Dataset entries
- - -

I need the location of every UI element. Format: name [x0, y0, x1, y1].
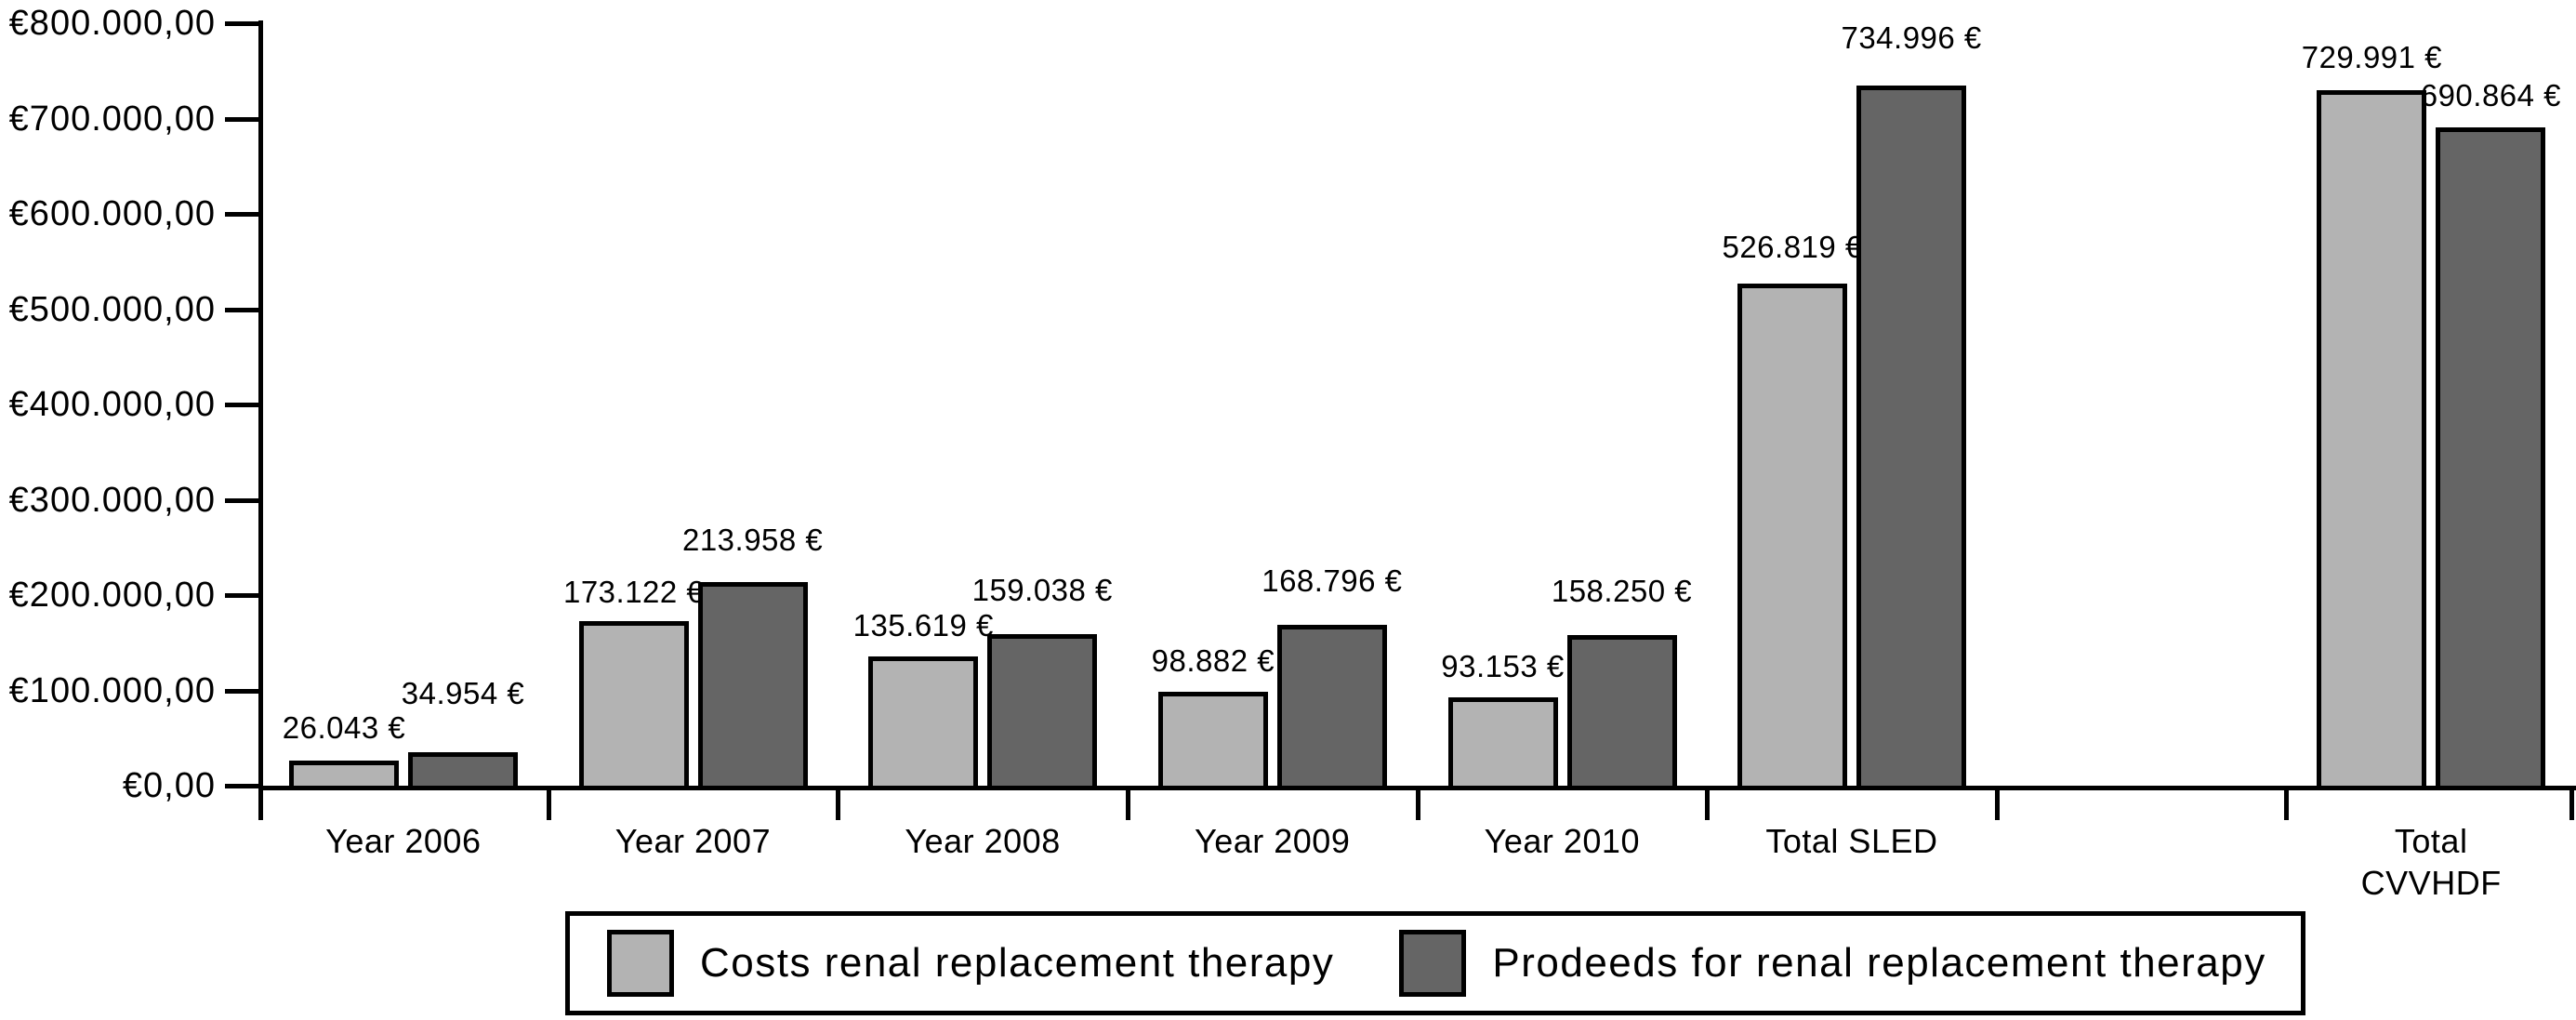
x-tick [1705, 786, 1711, 820]
legend: Costs renal replacement therapy Prodeeds… [565, 911, 2305, 1015]
y-axis-tick-label: €800.000,00 [8, 4, 216, 43]
legend-swatch-proceeds [1399, 930, 1467, 997]
x-tick [1125, 786, 1130, 820]
bar-costs-year-2009 [1157, 691, 1268, 790]
y-axis-tick-label: €100.000,00 [8, 670, 216, 710]
category-label-year-2008: Year 2008 [905, 822, 1061, 860]
legend-label-costs: Costs renal replacement therapy [700, 940, 1335, 986]
legend-swatch-costs [607, 930, 674, 997]
x-tick [1994, 786, 2000, 820]
value-label: 159.038 € [971, 572, 1113, 607]
y-tick [225, 307, 258, 312]
value-label: 26.043 € [282, 710, 406, 746]
bar-costs-year-2008 [868, 656, 979, 790]
y-axis-tick-label: €600.000,00 [8, 194, 216, 233]
value-label: 93.153 € [1441, 648, 1565, 683]
value-label: 690.864 € [2420, 77, 2562, 113]
y-axis-tick-label: €0,00 [122, 766, 216, 805]
category-label-year-2006: Year 2006 [325, 822, 482, 860]
value-label: 158.250 € [1551, 573, 1693, 608]
bar-prodeeds-year-2007 [697, 581, 808, 790]
bar-prodeeds-year-2006 [408, 752, 518, 790]
y-axis-tick-label: €700.000,00 [8, 99, 216, 139]
y-axis-tick-label: €200.000,00 [8, 576, 216, 615]
value-label: 98.882 € [1151, 642, 1275, 678]
category-label-year-2007: Year 2007 [614, 822, 772, 860]
x-tick [1415, 786, 1420, 820]
bar-costs-year-2006 [289, 761, 399, 790]
value-label: 734.996 € [1841, 20, 1982, 55]
bar-costs-total-sled [1737, 284, 1848, 790]
value-label: 135.619 € [852, 607, 994, 642]
x-tick [836, 786, 841, 820]
y-tick [225, 784, 258, 788]
value-label: 168.796 € [1262, 563, 1403, 598]
bar-prodeeds-year-2009 [1276, 624, 1387, 790]
x-tick [2569, 786, 2574, 820]
bar-prodeeds-total-cvvhdf [2436, 126, 2546, 790]
y-tick [225, 116, 258, 122]
bar-prodeeds-total-sled [1856, 85, 1967, 790]
y-axis-tick-label: €500.000,00 [8, 289, 216, 329]
y-axis [258, 20, 263, 820]
value-label: 729.991 € [2301, 39, 2443, 74]
bar-costs-year-2007 [578, 620, 689, 790]
category-label-total-cvvhdf: Total CVVHDF [2360, 822, 2502, 902]
x-tick [2284, 786, 2290, 820]
value-label: 213.958 € [681, 522, 824, 557]
value-label: 173.122 € [562, 574, 705, 609]
category-label-year-2009: Year 2009 [1195, 822, 1351, 860]
y-tick [225, 21, 258, 26]
y-axis-tick-label: €400.000,00 [8, 385, 216, 424]
value-label: 526.819 € [1722, 230, 1863, 264]
y-tick [225, 593, 258, 598]
y-tick [225, 688, 258, 694]
y-axis-tick-label: €300.000,00 [8, 480, 216, 520]
legend-label-proceeds: Prodeeds for renal replacement therapy [1492, 940, 2266, 986]
bar-costs-total-cvvhdf [2317, 89, 2427, 790]
x-tick [546, 786, 551, 820]
y-tick [225, 497, 258, 503]
y-tick [225, 403, 258, 407]
bar-prodeeds-year-2010 [1566, 634, 1677, 790]
y-tick [225, 212, 258, 217]
bar-prodeeds-year-2008 [987, 633, 1098, 790]
bar-costs-year-2010 [1447, 696, 1558, 790]
value-label: 34.954 € [401, 676, 525, 711]
category-label-year-2010: Year 2010 [1484, 822, 1640, 860]
category-label-total-sled: Total SLED [1765, 822, 1938, 860]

- - -

» What to do: Convert the lines of every item above into a Markdown table with the columns "No." and "Text," numbering each non-blank line in order and omitting blank lines. Leave the pictures out of the table.

» Full answer:
| No. | Text |
|---|---|
| 1 | I need the location of every UI element. Format: name [x0, y0, x1, y1]. |
| 2 | x-tick [1705, 786, 1711, 820] |
| 3 | legend: Costs renal replacement therapy Prodeeds… [565, 911, 2305, 1015] |
| 4 | y-axis-tick-label: €800.000,00 [8, 4, 216, 43] |
| 5 | legend-swatch-proceeds [1399, 930, 1467, 997] |
| 6 | x-tick [1125, 786, 1130, 820] |
| 7 | bar-costs-year-2009 [1157, 691, 1268, 790] |
| 8 | y-axis-tick-label: €100.000,00 [8, 670, 216, 710] |
| 9 | category-label-year-2008: Year 2008 [905, 822, 1061, 860] |
| 10 | legend-label-costs: Costs renal replacement therapy [700, 940, 1335, 986] |
| 11 | legend-swatch-costs [607, 930, 674, 997] |
| 12 | x-tick [1994, 786, 2000, 820] |
| 13 | value-label: 159.038 € [971, 572, 1113, 607] |
| 14 | y-tick [225, 307, 258, 312] |
| 15 | value-label: 26.043 € [282, 710, 406, 746] |
| 16 | bar-costs-year-2008 [868, 656, 979, 790] |
| 17 | y-axis-tick-label: €600.000,00 [8, 194, 216, 233] |
| 18 | value-label: 93.153 € [1441, 648, 1565, 683] |
| 19 | value-label: 690.864 € [2420, 77, 2562, 113] |
| 20 | y-axis-tick-label: €0,00 [122, 766, 216, 805] |
| 21 | category-label-year-2006: Year 2006 [325, 822, 482, 860] |
| 22 | value-label: 158.250 € [1551, 573, 1693, 608] |
| 23 | bar-prodeeds-year-2007 [697, 581, 808, 790] |
| 24 | bar-prodeeds-year-2006 [408, 752, 518, 790] |
| 25 | y-axis-tick-label: €700.000,00 [8, 99, 216, 139] |
| 26 | y-axis-tick-label: €200.000,00 [8, 576, 216, 615] |
| 27 | value-label: 98.882 € [1151, 642, 1275, 678] |
| 28 | category-label-year-2007: Year 2007 [614, 822, 772, 860] |
| 29 | x-tick [1415, 786, 1420, 820] |
| 30 | bar-costs-year-2006 [289, 761, 399, 790] |
| 31 | value-label: 734.996 € [1841, 20, 1982, 55] |
| 32 | bar-costs-total-sled [1737, 284, 1848, 790] |
| 33 | value-label: 135.619 € [852, 607, 994, 642] |
| 34 | x-tick [836, 786, 841, 820] |
| 35 | y-tick [225, 784, 258, 788] |
| 36 | value-label: 168.796 € [1262, 563, 1403, 598] |
| 37 | bar-prodeeds-year-2009 [1276, 624, 1387, 790] |
| 38 | x-tick [2569, 786, 2574, 820] |
| 39 | bar-prodeeds-total-cvvhdf [2436, 126, 2546, 790] |
| 40 | y-tick [225, 116, 258, 122] |
| 41 | bar-prodeeds-total-sled [1856, 85, 1967, 790] |
| 42 | y-axis-tick-label: €500.000,00 [8, 289, 216, 329] |
| 43 | y-axis [258, 20, 263, 820] |
| 44 | value-label: 729.991 € [2301, 39, 2443, 74] |
| 45 | bar-costs-year-2007 [578, 620, 689, 790] |
| 46 | category-label-total-cvvhdf: Total CVVHDF [2360, 822, 2502, 902] |
| 47 | x-tick [2284, 786, 2290, 820] |
| 48 | value-label: 213.958 € [681, 522, 824, 557] |
| 49 | value-label: 173.122 € [562, 574, 705, 609] |
| 50 | category-label-year-2009: Year 2009 [1195, 822, 1351, 860] |
| 51 | y-tick [225, 21, 258, 26] |
| 52 | y-axis-tick-label: €400.000,00 [8, 385, 216, 424] |
| 53 | value-label: 526.819 € [1722, 230, 1863, 264] |
| 54 | y-tick [225, 593, 258, 598] |
| 55 | y-tick [225, 688, 258, 694] |
| 56 | y-axis-tick-label: €300.000,00 [8, 480, 216, 520] |
| 57 | legend-label-proceeds: Prodeeds for renal replacement therapy [1492, 940, 2266, 986] |
| 58 | bar-costs-total-cvvhdf [2317, 89, 2427, 790] |
| 59 | x-tick [546, 786, 551, 820] |
| 60 | y-tick [225, 497, 258, 503] |
| 61 | y-tick [225, 403, 258, 407] |
| 62 | bar-prodeeds-year-2010 [1566, 634, 1677, 790] |
| 63 | y-tick [225, 212, 258, 217] |
| 64 | bar-prodeeds-year-2008 [987, 633, 1098, 790] |
| 65 | bar-costs-year-2010 [1447, 696, 1558, 790] |
| 66 | value-label: 34.954 € [401, 676, 525, 711] |
| 67 | category-label-year-2010: Year 2010 [1484, 822, 1640, 860] |
| 68 | category-label-total-sled: Total SLED [1765, 822, 1938, 860] |